= COMPITI DELL'ESERCIZIO =
[1] Stabilisca se le affermazioni (a), (b) e (c) concordano con la cronaca della partita contro il Bologna, rispondendo sì o no e citando tra virgolette le parole decisive. (a) La squadra di casa ha battuto il Bologna. (b) L'allenatore viene descritto come impetuoso. (c) Il sinistro di Ercolino è paragonato a una katana.
[2] Nella cronaca della partita contro il Bologna, trascriva il passo che inizia con «Nella realtà, questa» e si chiude dopo «a mugugnare ancora.», rimpiazzando «armadillo» con «istrice».
[3] Scriva il seguito della cronaca della partita contro il Bologna, proseguendo dopo l'ultima frase riportata.

= TESTO ESTRATTO =

Game, set and match: vendicata la sconfitta mangia-scudetto dello scorso anno, punito un Bologna presuntuoso, venuto a Milano per far il colpo grosso.
Nella realtà, questa è la classica vittoria di chi è forte con i deboli e debole con i forti, copione che stiamo recitando a meraviglia nel corso di questa stagione. La rete felsinea che ha inchiodato Cespuglio, stasera in affascinante completo pesca, avrebbe fatto infuriare anche un armadillo, per il cumulo di sfighe che condensava; dopo un primo smarrimento i nostri si sono rianimati e – con un’azione ricca di caso, cross sporco e volée mirabolante del bosniaco – hanno tessuto veemente reazione che, se vista domenica scorsa, non saremmo qui a mugugnare ancora.
A casa mia una carenza di carattere equamente divisibile tra giocatori, nessuno dei quali ha il bastone del comandante, e allenatore, placido come il Trebbia nei periodi di secca.
Contro questo modesto Bologna, il deficit di personalità globale è stato mitigato da altri colpi di pregio: detto di Gekko, fa clamore la doppietta di Ercolino, il cui sinistro arcuato è affilato come una katana.
Giusto per mettere un po’ di pepe, in una partita troppo grassa per essere vera fino in fondo, il Milziade, nel valutare in passato l’enfant du pais, provò a cambiargli ruolo e lo portò lontano dalla porta avversaria, quando, nei fatti, il Dima ha calcio e cross di qualità differente rispetto al look calcistico da manovale che indossa.

= MATERIALE FORNITO =

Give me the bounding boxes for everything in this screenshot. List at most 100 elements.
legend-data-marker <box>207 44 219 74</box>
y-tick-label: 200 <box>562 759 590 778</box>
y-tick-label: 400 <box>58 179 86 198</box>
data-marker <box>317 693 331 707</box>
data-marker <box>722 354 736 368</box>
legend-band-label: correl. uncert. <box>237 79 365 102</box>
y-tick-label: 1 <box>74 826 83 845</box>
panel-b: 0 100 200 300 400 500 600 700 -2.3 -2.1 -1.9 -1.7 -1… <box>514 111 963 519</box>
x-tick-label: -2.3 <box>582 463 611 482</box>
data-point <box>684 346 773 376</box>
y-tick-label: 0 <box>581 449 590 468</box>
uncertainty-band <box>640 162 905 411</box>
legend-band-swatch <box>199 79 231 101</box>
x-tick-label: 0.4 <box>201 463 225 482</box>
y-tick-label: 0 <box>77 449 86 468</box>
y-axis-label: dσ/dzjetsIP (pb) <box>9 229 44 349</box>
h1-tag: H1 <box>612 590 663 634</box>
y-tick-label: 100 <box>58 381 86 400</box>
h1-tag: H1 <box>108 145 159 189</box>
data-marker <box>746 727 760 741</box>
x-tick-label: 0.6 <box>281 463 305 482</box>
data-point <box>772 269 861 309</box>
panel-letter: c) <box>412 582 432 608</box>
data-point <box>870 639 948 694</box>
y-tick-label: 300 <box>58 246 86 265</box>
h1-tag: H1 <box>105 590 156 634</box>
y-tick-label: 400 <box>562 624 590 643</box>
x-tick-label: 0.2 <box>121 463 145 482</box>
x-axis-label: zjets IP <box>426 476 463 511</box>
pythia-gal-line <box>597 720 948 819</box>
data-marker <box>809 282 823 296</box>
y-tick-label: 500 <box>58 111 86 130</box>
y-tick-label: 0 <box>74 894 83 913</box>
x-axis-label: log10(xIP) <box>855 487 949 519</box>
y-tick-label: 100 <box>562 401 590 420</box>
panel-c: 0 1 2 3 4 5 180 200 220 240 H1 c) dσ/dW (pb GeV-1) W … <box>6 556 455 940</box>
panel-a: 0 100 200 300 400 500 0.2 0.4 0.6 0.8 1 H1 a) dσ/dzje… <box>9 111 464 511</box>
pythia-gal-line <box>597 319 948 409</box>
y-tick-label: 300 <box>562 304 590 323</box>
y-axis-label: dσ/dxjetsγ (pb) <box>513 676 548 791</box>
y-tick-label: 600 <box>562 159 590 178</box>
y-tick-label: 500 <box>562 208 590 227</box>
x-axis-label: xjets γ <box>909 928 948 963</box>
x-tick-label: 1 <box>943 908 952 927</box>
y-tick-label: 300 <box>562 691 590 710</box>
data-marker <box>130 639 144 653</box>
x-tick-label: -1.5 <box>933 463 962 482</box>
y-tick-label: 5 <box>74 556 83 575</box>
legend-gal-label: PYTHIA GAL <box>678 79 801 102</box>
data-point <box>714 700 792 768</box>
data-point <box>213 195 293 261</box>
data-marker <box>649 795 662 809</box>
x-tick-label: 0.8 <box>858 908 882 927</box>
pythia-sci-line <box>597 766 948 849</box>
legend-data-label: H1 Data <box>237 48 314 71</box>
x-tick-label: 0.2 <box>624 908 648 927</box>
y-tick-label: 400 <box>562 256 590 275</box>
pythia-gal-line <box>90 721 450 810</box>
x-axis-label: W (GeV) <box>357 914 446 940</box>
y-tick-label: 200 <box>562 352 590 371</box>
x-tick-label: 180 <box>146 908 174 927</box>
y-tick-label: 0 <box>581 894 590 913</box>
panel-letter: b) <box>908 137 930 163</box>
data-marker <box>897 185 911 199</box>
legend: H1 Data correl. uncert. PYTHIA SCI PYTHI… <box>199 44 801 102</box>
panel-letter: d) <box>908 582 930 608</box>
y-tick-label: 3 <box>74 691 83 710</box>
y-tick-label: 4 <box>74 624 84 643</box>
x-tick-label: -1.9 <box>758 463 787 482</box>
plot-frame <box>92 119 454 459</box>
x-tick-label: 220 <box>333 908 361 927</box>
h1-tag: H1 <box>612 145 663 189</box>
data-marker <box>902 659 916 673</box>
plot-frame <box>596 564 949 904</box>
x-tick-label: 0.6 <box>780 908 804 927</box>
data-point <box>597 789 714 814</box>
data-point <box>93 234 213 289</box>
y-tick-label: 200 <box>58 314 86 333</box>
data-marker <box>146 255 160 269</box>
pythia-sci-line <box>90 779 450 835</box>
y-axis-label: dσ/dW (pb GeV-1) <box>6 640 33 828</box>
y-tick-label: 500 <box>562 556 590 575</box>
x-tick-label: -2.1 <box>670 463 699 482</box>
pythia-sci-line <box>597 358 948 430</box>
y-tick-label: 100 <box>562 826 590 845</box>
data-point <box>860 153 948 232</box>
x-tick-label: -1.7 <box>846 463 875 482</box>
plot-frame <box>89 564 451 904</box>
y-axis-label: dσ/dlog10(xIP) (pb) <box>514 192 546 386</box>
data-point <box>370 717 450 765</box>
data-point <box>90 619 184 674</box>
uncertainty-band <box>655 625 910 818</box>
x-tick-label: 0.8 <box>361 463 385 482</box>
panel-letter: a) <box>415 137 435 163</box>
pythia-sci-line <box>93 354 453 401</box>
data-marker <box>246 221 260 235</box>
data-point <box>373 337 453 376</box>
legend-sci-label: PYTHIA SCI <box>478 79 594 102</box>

= SOLUZIONI =
[1] (a) Sì: «punito un Bologna presuntuoso, venuto a Milano per far il colpo grosso». (b) No: «placido come il Trebbia nei periodi di secca». (c) Sì: «il cui sinistro arcuato è affilato come una katana».

[2]
Nella realtà, questa è la classica vittoria di chi è forte con i deboli e debole con i forti, copione che stiamo recitando a meraviglia nel corso di questa stagione. La rete felsinea che ha inchiodato Cespuglio, stasera in affascinante completo pesca, avrebbe fatto infuriare anche un istrice, per il cumulo di sfighe che condensava; dopo un primo smarrimento i nostri si sono rianimati e – con un’azione ricca di caso, cross sporco e volée mirabolante del bosniaco – hanno tessuto veemente reazione che, se vista domenica scorsa, non saremmo qui a mugugnare ancora.

[3]
Quando il risultato è così abbondante, ogni commento è superfluo; viva l’Inzaghi a trazione anteriore e viva la banda che suona e che canta. La vicinanza con la sconfitta al JMS’Stadium acuisce il rammarico per le occasioni mancate ma è altrettanto evidente che la squadra viva sui nervi e, se questi non sono irrorati da robuste dosi di camomilla, la negazione della prestazione risulta maggiormente evidente con le squadre di rango leggermente superiore.
Siamo terzi-quarti-quinti, provvisoriamente, e questo la dice lunga sull’ammucchiata che, da qui a poco, si formerà; il Napoli rimane fuori portata. Agisse con questo ritmo, sino a fine campionato, sfonderebbe il record di 102 punti detenuto da JMS.
Si accontentasse di ottenerne 10 in meno avrebbe l’opportunità di mancare 5-6 partite da qui alla fine del campionato senza avere contraccolpi: in poche parole perderanno lo scudetto solo se cadranno in un tombino.
Noi siamo nella mandria di quelli che mirano alla Cenpion Lig; cuntentemes e prepariamoci per i magutt, ingrugniti dalla sconfitta di Lecce. Vedarem!